(Dataset entries on figures)
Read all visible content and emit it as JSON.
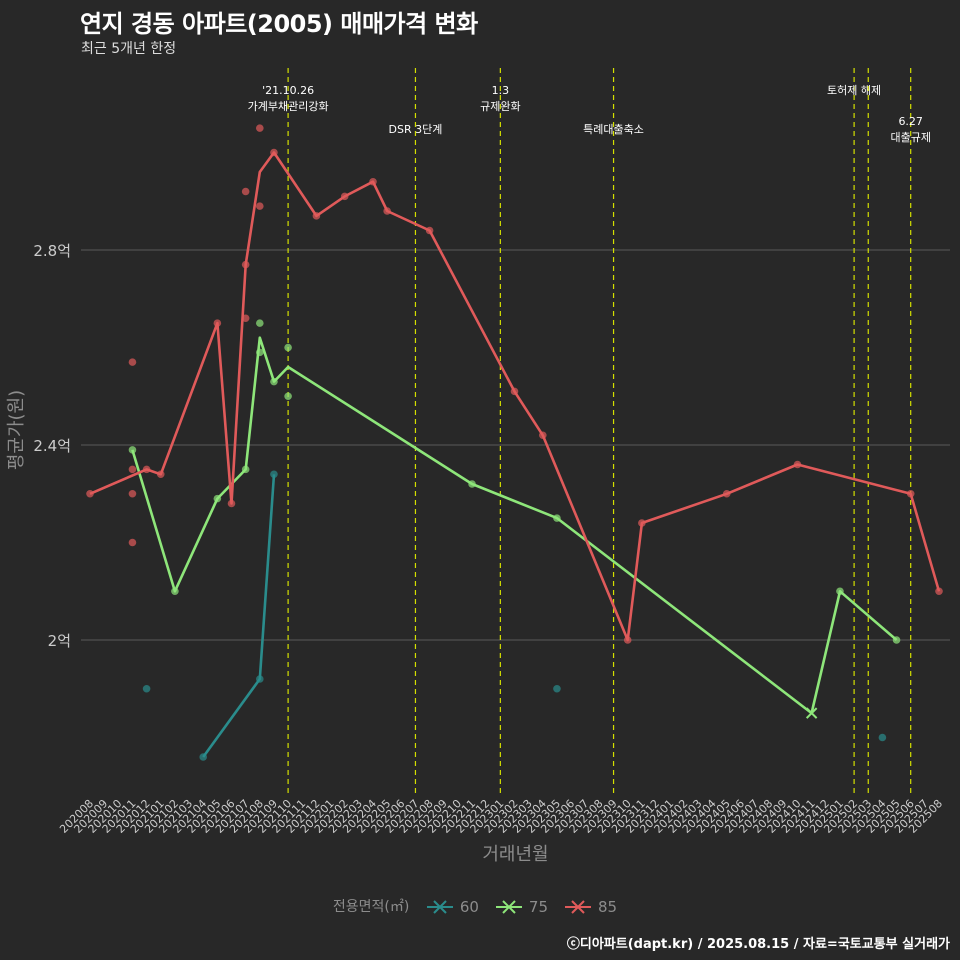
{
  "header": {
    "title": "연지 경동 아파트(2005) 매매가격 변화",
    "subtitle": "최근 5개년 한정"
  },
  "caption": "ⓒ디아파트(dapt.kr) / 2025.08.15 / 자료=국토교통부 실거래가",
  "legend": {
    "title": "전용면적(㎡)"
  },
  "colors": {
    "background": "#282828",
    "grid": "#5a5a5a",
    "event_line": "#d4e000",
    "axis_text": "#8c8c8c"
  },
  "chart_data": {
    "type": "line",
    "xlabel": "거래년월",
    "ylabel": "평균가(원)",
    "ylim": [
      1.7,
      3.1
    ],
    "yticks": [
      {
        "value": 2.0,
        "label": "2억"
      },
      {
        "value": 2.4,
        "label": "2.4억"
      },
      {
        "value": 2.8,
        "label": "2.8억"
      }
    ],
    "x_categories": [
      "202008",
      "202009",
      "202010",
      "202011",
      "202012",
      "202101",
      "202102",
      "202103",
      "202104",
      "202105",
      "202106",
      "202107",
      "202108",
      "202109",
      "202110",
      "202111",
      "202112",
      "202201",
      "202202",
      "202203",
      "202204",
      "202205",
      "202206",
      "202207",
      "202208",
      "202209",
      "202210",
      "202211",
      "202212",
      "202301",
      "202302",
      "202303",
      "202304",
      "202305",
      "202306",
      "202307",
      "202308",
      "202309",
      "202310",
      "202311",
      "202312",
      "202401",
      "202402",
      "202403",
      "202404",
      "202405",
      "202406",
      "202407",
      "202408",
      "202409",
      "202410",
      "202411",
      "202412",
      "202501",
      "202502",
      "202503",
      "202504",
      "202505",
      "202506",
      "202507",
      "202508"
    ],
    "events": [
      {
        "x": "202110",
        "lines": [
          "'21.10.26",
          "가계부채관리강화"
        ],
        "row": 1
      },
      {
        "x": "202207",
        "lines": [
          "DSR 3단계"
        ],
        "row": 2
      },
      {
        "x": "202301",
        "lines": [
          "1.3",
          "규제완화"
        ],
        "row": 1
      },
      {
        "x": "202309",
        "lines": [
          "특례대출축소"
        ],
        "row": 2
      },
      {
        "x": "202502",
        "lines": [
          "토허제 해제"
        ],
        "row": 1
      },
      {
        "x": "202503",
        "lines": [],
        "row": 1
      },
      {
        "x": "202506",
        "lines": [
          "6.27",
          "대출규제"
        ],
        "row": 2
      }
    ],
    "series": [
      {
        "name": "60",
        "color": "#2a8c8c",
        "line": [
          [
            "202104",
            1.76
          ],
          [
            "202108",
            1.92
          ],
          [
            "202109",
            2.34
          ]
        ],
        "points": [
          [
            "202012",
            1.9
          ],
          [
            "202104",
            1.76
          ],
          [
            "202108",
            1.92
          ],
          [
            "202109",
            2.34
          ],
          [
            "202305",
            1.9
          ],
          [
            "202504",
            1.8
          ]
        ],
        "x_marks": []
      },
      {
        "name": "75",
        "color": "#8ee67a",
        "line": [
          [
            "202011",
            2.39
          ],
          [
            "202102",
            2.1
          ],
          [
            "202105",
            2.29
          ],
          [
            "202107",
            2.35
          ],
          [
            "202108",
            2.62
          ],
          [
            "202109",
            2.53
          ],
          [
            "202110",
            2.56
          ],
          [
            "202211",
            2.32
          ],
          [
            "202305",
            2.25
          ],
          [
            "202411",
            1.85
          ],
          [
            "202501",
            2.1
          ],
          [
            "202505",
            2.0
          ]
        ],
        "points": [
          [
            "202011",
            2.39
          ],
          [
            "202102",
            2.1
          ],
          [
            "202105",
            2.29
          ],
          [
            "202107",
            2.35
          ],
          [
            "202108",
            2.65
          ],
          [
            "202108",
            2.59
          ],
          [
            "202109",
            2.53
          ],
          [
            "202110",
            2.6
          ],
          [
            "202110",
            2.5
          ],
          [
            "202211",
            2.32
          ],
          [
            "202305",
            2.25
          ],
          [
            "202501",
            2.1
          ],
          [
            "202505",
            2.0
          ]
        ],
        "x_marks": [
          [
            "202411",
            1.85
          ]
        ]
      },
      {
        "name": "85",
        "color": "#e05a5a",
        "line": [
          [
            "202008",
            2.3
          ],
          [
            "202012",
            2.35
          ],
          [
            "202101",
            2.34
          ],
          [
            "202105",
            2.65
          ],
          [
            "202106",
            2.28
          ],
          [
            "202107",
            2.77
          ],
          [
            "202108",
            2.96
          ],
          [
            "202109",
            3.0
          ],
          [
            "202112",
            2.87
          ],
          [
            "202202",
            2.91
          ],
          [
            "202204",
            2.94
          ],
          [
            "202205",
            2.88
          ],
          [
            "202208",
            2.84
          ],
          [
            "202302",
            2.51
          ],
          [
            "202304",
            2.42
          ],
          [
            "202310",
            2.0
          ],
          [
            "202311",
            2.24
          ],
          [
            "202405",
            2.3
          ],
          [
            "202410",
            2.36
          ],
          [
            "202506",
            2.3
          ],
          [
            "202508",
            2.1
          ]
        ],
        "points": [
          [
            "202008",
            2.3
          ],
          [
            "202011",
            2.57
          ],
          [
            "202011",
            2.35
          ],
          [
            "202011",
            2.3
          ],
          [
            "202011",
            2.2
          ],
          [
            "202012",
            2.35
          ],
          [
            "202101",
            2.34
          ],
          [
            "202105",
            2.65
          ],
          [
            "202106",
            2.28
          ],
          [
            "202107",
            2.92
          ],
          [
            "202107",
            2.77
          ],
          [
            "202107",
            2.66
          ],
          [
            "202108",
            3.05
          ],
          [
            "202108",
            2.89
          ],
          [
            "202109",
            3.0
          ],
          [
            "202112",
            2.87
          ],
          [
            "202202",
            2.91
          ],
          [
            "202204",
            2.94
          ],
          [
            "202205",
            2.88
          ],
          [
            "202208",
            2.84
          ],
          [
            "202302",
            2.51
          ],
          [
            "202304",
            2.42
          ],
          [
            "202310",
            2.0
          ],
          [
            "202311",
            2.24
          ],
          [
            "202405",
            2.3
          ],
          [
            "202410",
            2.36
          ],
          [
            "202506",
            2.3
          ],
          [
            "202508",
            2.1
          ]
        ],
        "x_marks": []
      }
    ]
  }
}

...

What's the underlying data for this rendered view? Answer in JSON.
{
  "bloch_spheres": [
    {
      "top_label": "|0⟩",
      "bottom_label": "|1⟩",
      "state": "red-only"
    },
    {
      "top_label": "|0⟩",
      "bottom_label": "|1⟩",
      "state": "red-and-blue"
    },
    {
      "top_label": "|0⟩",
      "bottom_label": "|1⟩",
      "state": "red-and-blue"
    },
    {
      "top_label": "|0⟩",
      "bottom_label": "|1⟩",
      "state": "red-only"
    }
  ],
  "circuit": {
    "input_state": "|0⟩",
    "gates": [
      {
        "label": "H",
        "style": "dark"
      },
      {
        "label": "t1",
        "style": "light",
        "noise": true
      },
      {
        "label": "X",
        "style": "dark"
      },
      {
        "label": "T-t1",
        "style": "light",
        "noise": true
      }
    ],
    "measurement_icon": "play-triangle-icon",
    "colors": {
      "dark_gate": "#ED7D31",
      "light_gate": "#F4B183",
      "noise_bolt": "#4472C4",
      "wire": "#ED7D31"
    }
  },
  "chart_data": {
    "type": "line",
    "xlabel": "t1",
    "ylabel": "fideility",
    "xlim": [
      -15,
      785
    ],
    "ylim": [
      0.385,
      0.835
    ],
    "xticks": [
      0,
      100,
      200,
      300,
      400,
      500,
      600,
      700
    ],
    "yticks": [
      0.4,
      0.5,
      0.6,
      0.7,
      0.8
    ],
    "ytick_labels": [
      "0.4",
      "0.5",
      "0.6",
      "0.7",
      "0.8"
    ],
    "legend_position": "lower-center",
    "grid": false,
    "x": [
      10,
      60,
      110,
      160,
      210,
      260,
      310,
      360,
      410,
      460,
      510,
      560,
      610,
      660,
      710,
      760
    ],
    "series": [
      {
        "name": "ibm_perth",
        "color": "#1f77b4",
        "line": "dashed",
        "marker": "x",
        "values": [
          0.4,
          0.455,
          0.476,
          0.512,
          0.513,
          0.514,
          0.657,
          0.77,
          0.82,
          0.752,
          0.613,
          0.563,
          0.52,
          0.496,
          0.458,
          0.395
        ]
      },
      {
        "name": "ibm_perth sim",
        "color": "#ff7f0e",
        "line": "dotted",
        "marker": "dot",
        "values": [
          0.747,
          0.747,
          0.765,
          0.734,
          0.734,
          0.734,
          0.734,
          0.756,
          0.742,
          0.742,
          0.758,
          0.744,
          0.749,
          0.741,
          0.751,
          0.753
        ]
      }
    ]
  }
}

Exercise details:
Read through the entries and copy each line in which "JSON" appears.

Task solution:
Read all visible content and emit it as JSON.
What's the underlying data for this rendered view? Answer in JSON.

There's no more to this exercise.